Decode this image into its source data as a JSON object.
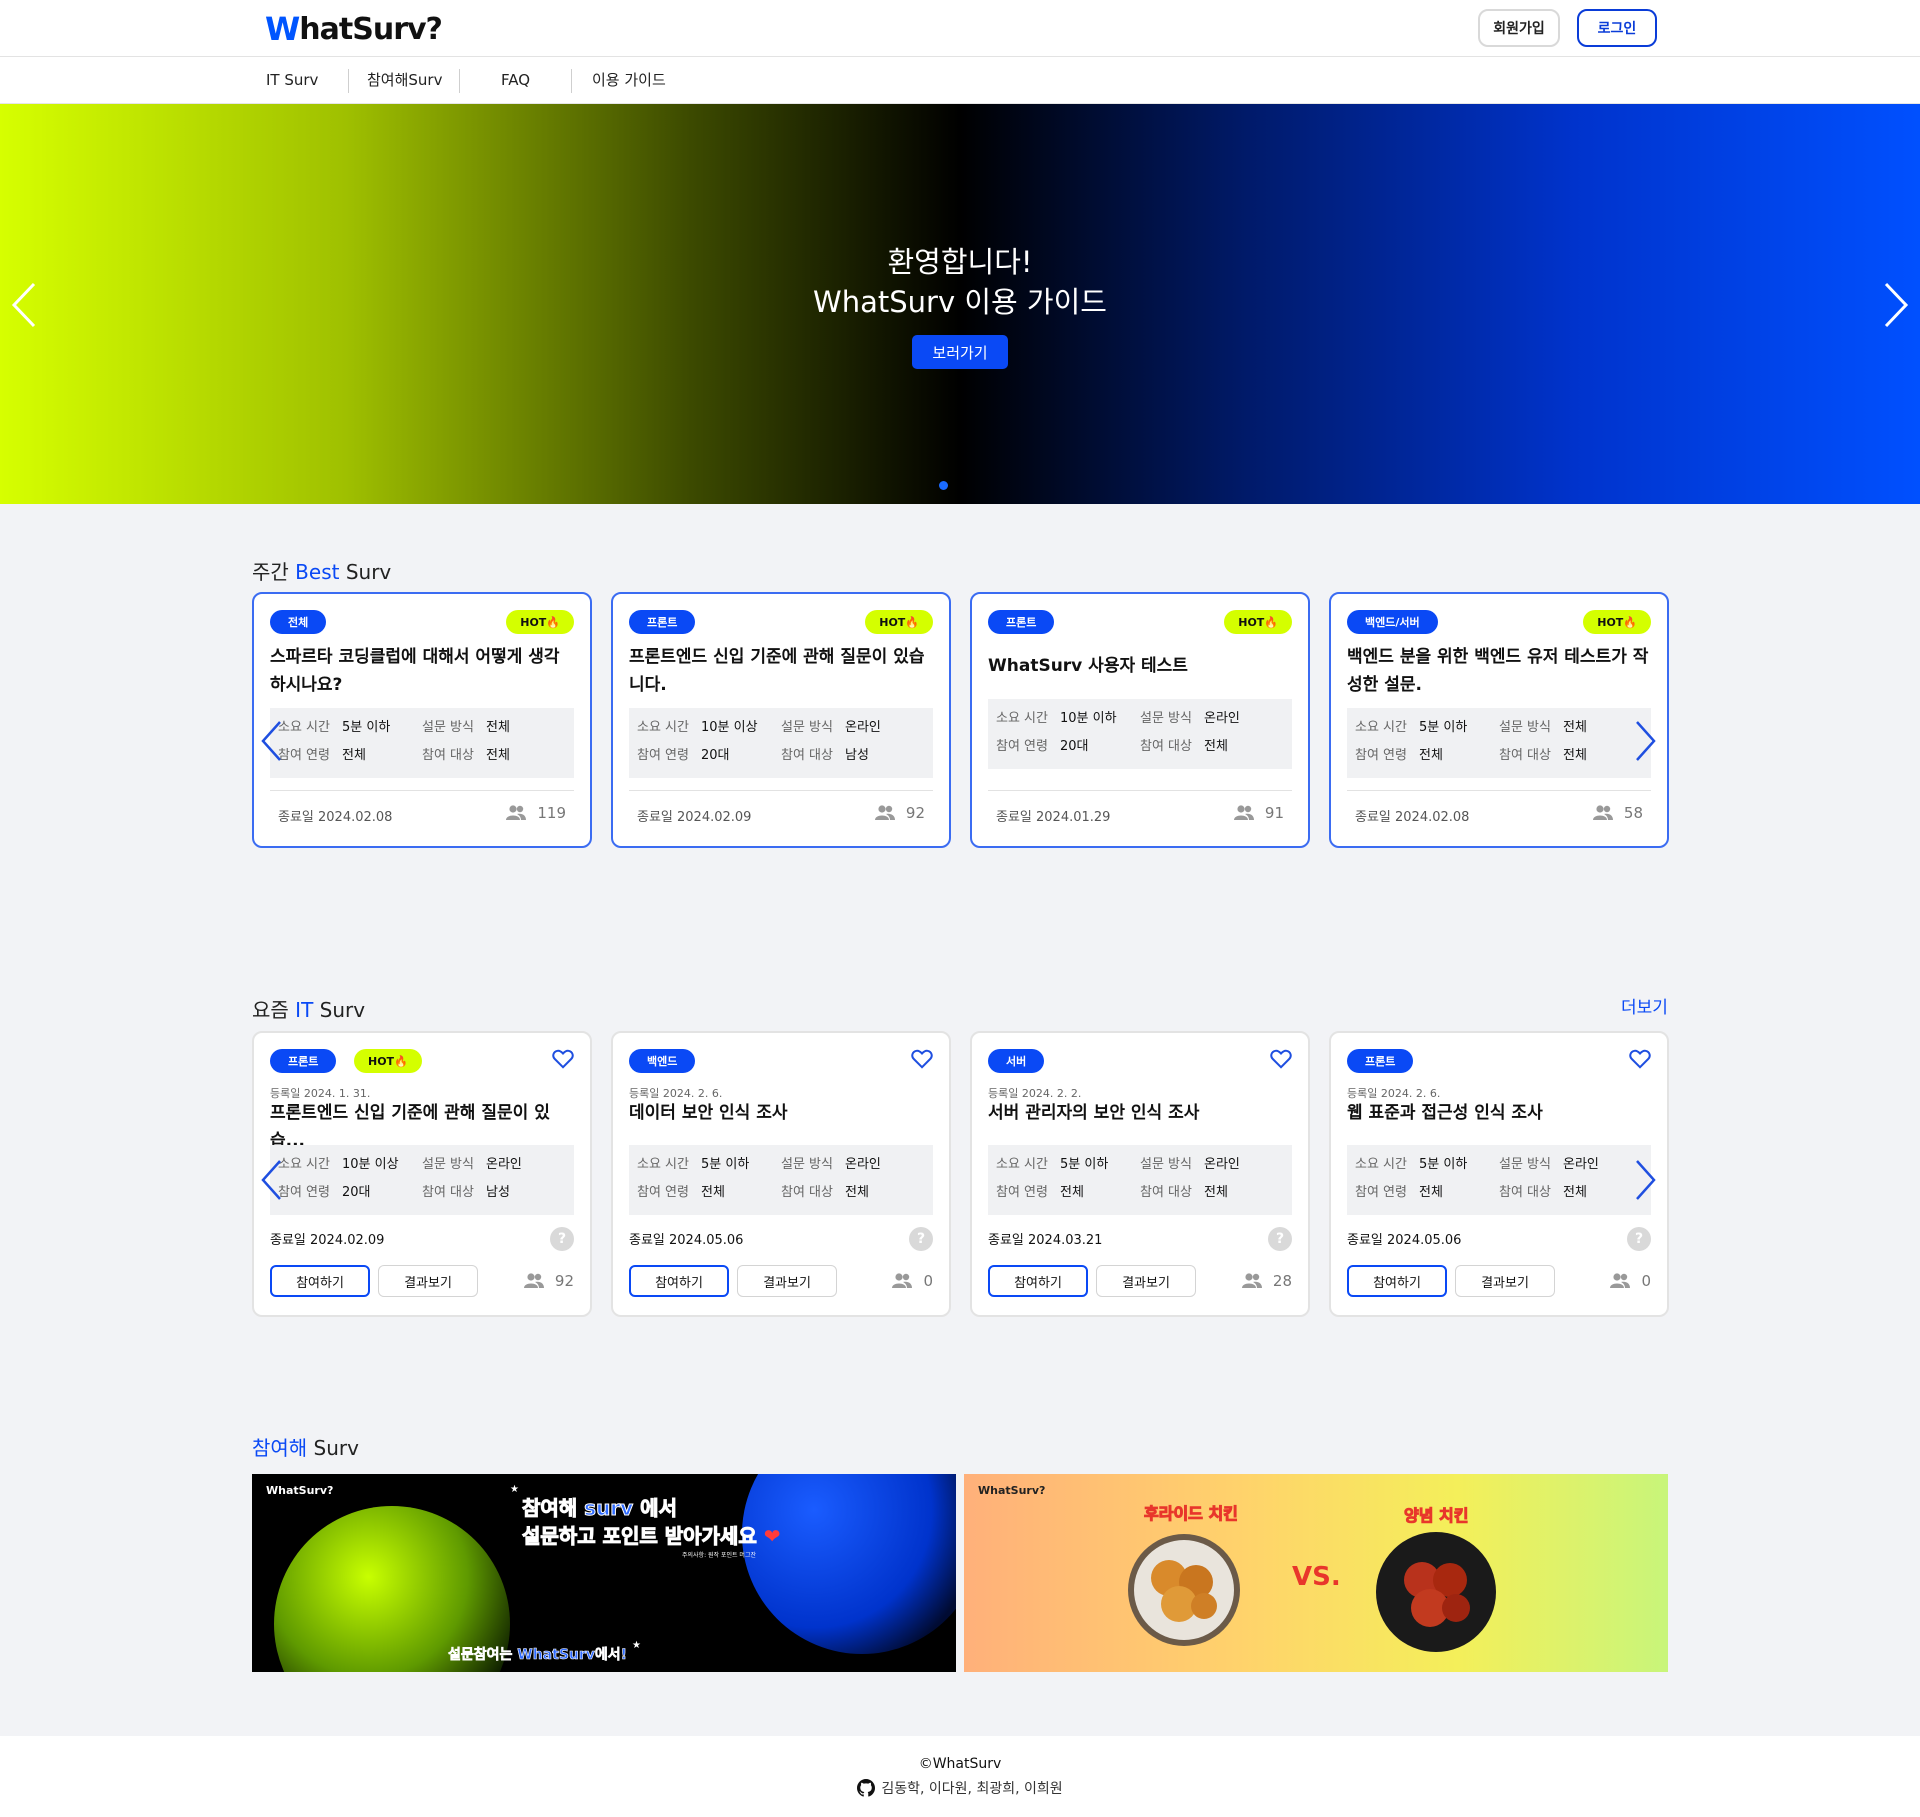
{
  "header": {
    "logo_w": "W",
    "logo_rest": "hatSurv?",
    "signup": "회원가입",
    "login": "로그인"
  },
  "nav": {
    "items": [
      "IT Surv",
      "참여해Surv",
      "FAQ",
      "이용 가이드"
    ]
  },
  "hero": {
    "line1": "환영합니다!",
    "line2": "WhatSurv 이용 가이드",
    "button": "보러가기"
  },
  "best": {
    "title_pre": "주간 ",
    "title_acc": "Best",
    "title_post": " Surv",
    "cards": [
      {
        "tag": "전체",
        "hot": "HOT🔥",
        "title": "스파르타 코딩클럽에 대해서 어떻게 생각하시나요?",
        "time_k": "소요 시간",
        "time_v": "5분 이하",
        "method_k": "설문 방식",
        "method_v": "전체",
        "age_k": "참여 연령",
        "age_v": "전체",
        "target_k": "참여 대상",
        "target_v": "전체",
        "end": "종료일 2024.02.08",
        "count": "119"
      },
      {
        "tag": "프론트",
        "hot": "HOT🔥",
        "title": "프론트엔드 신입 기준에 관해 질문이 있습니다.",
        "time_k": "소요 시간",
        "time_v": "10분 이상",
        "method_k": "설문 방식",
        "method_v": "온라인",
        "age_k": "참여 연령",
        "age_v": "20대",
        "target_k": "참여 대상",
        "target_v": "남성",
        "end": "종료일 2024.02.09",
        "count": "92"
      },
      {
        "tag": "프론트",
        "hot": "HOT🔥",
        "title": "WhatSurv 사용자 테스트",
        "time_k": "소요 시간",
        "time_v": "10분 이하",
        "method_k": "설문 방식",
        "method_v": "온라인",
        "age_k": "참여 연령",
        "age_v": "20대",
        "target_k": "참여 대상",
        "target_v": "전체",
        "end": "종료일 2024.01.29",
        "count": "91"
      },
      {
        "tag": "백엔드/서버",
        "hot": "HOT🔥",
        "title": "백엔드 분을 위한 백엔드 유저 테스트가 작성한 설문.",
        "time_k": "소요 시간",
        "time_v": "5분 이하",
        "method_k": "설문 방식",
        "method_v": "전체",
        "age_k": "참여 연령",
        "age_v": "전체",
        "target_k": "참여 대상",
        "target_v": "전체",
        "end": "종료일 2024.02.08",
        "count": "58"
      }
    ]
  },
  "it": {
    "title_pre": "요즘 ",
    "title_acc": "IT",
    "title_post": " Surv",
    "more": "더보기",
    "join": "참여하기",
    "result": "결과보기",
    "help": "?",
    "cards": [
      {
        "tag": "프론트",
        "hot": "HOT🔥",
        "reg": "등록일 2024. 1. 31.",
        "title": "프론트엔드 신입 기준에 관해 질문이 있습...",
        "time_v": "10분 이상",
        "method_v": "온라인",
        "age_v": "20대",
        "target_v": "남성",
        "end": "종료일 2024.02.09",
        "count": "92"
      },
      {
        "tag": "백엔드",
        "hot": "",
        "reg": "등록일 2024. 2. 6.",
        "title": "데이터 보안 인식 조사",
        "time_v": "5분 이하",
        "method_v": "온라인",
        "age_v": "전체",
        "target_v": "전체",
        "end": "종료일 2024.05.06",
        "count": "0"
      },
      {
        "tag": "서버",
        "hot": "",
        "reg": "등록일 2024. 2. 2.",
        "title": "서버 관리자의 보안 인식 조사",
        "time_v": "5분 이하",
        "method_v": "온라인",
        "age_v": "전체",
        "target_v": "전체",
        "end": "종료일 2024.03.21",
        "count": "28"
      },
      {
        "tag": "프론트",
        "hot": "",
        "reg": "등록일 2024. 2. 6.",
        "title": "웹 표준과 접근성 인식 조사",
        "time_v": "5분 이하",
        "method_v": "온라인",
        "age_v": "전체",
        "target_v": "전체",
        "end": "종료일 2024.05.06",
        "count": "0"
      }
    ],
    "labels": {
      "time": "소요 시간",
      "method": "설문 방식",
      "age": "참여 연령",
      "target": "참여 대상"
    }
  },
  "join_surv": {
    "title_acc": "참여해",
    "title_post": " Surv",
    "banner1": {
      "logo": "WhatSurv?",
      "line1": "참여해 surv 에서",
      "line2": "설문하고 포인트 받아가세요",
      "small": "주의사항: 원작 포인트 머그잔",
      "bottom": "설문참여는 WhatSurv에서!"
    },
    "banner2": {
      "logo": "WhatSurv?",
      "left": "후라이드 치킨",
      "vs": "VS.",
      "right": "양념 치킨"
    }
  },
  "footer": {
    "copy": "©WhatSurv",
    "names": "김동학, 이다원, 최광희, 이희원"
  },
  "colors": {
    "accent": "#0a49f5",
    "hot": "#d4ff00"
  }
}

**Your task:**
Repeat all of the records verbatim, leaving out the pictures.

**Solution for this task:**
Decode this image into its source data as a JSON object.
{
  "header": {
    "logo_w": "W",
    "logo_rest": "hatSurv?",
    "signup": "회원가입",
    "login": "로그인"
  },
  "nav": {
    "items": [
      "IT Surv",
      "참여해Surv",
      "FAQ",
      "이용 가이드"
    ]
  },
  "hero": {
    "line1": "환영합니다!",
    "line2": "WhatSurv 이용 가이드",
    "button": "보러가기"
  },
  "best": {
    "title_pre": "주간 ",
    "title_acc": "Best",
    "title_post": " Surv",
    "cards": [
      {
        "tag": "전체",
        "hot": "HOT🔥",
        "title": "스파르타 코딩클럽에 대해서 어떻게 생각하시나요?",
        "time_k": "소요 시간",
        "time_v": "5분 이하",
        "method_k": "설문 방식",
        "method_v": "전체",
        "age_k": "참여 연령",
        "age_v": "전체",
        "target_k": "참여 대상",
        "target_v": "전체",
        "end": "종료일 2024.02.08",
        "count": "119"
      },
      {
        "tag": "프론트",
        "hot": "HOT🔥",
        "title": "프론트엔드 신입 기준에 관해 질문이 있습니다.",
        "time_k": "소요 시간",
        "time_v": "10분 이상",
        "method_k": "설문 방식",
        "method_v": "온라인",
        "age_k": "참여 연령",
        "age_v": "20대",
        "target_k": "참여 대상",
        "target_v": "남성",
        "end": "종료일 2024.02.09",
        "count": "92"
      },
      {
        "tag": "프론트",
        "hot": "HOT🔥",
        "title": "WhatSurv 사용자 테스트",
        "time_k": "소요 시간",
        "time_v": "10분 이하",
        "method_k": "설문 방식",
        "method_v": "온라인",
        "age_k": "참여 연령",
        "age_v": "20대",
        "target_k": "참여 대상",
        "target_v": "전체",
        "end": "종료일 2024.01.29",
        "count": "91"
      },
      {
        "tag": "백엔드/서버",
        "hot": "HOT🔥",
        "title": "백엔드 분을 위한 백엔드 유저 테스트가 작성한 설문.",
        "time_k": "소요 시간",
        "time_v": "5분 이하",
        "method_k": "설문 방식",
        "method_v": "전체",
        "age_k": "참여 연령",
        "age_v": "전체",
        "target_k": "참여 대상",
        "target_v": "전체",
        "end": "종료일 2024.02.08",
        "count": "58"
      }
    ]
  },
  "it": {
    "title_pre": "요즘 ",
    "title_acc": "IT",
    "title_post": " Surv",
    "more": "더보기",
    "join": "참여하기",
    "result": "결과보기",
    "help": "?",
    "cards": [
      {
        "tag": "프론트",
        "hot": "HOT🔥",
        "reg": "등록일 2024. 1. 31.",
        "title": "프론트엔드 신입 기준에 관해 질문이 있습...",
        "time_v": "10분 이상",
        "method_v": "온라인",
        "age_v": "20대",
        "target_v": "남성",
        "end": "종료일 2024.02.09",
        "count": "92"
      },
      {
        "tag": "백엔드",
        "hot": "",
        "reg": "등록일 2024. 2. 6.",
        "title": "데이터 보안 인식 조사",
        "time_v": "5분 이하",
        "method_v": "온라인",
        "age_v": "전체",
        "target_v": "전체",
        "end": "종료일 2024.05.06",
        "count": "0"
      },
      {
        "tag": "서버",
        "hot": "",
        "reg": "등록일 2024. 2. 2.",
        "title": "서버 관리자의 보안 인식 조사",
        "time_v": "5분 이하",
        "method_v": "온라인",
        "age_v": "전체",
        "target_v": "전체",
        "end": "종료일 2024.03.21",
        "count": "28"
      },
      {
        "tag": "프론트",
        "hot": "",
        "reg": "등록일 2024. 2. 6.",
        "title": "웹 표준과 접근성 인식 조사",
        "time_v": "5분 이하",
        "method_v": "온라인",
        "age_v": "전체",
        "target_v": "전체",
        "end": "종료일 2024.05.06",
        "count": "0"
      }
    ],
    "labels": {
      "time": "소요 시간",
      "method": "설문 방식",
      "age": "참여 연령",
      "target": "참여 대상"
    }
  },
  "join_surv": {
    "title_acc": "참여해",
    "title_post": " Surv",
    "banner1": {
      "logo": "WhatSurv?",
      "line1": "참여해 surv 에서",
      "line2": "설문하고 포인트 받아가세요",
      "small": "주의사항: 원작 포인트 머그잔",
      "bottom": "설문참여는 WhatSurv에서!"
    },
    "banner2": {
      "logo": "WhatSurv?",
      "left": "후라이드 치킨",
      "vs": "VS.",
      "right": "양념 치킨"
    }
  },
  "footer": {
    "copy": "©WhatSurv",
    "names": "김동학, 이다원, 최광희, 이희원"
  },
  "colors": {
    "accent": "#0a49f5",
    "hot": "#d4ff00"
  }
}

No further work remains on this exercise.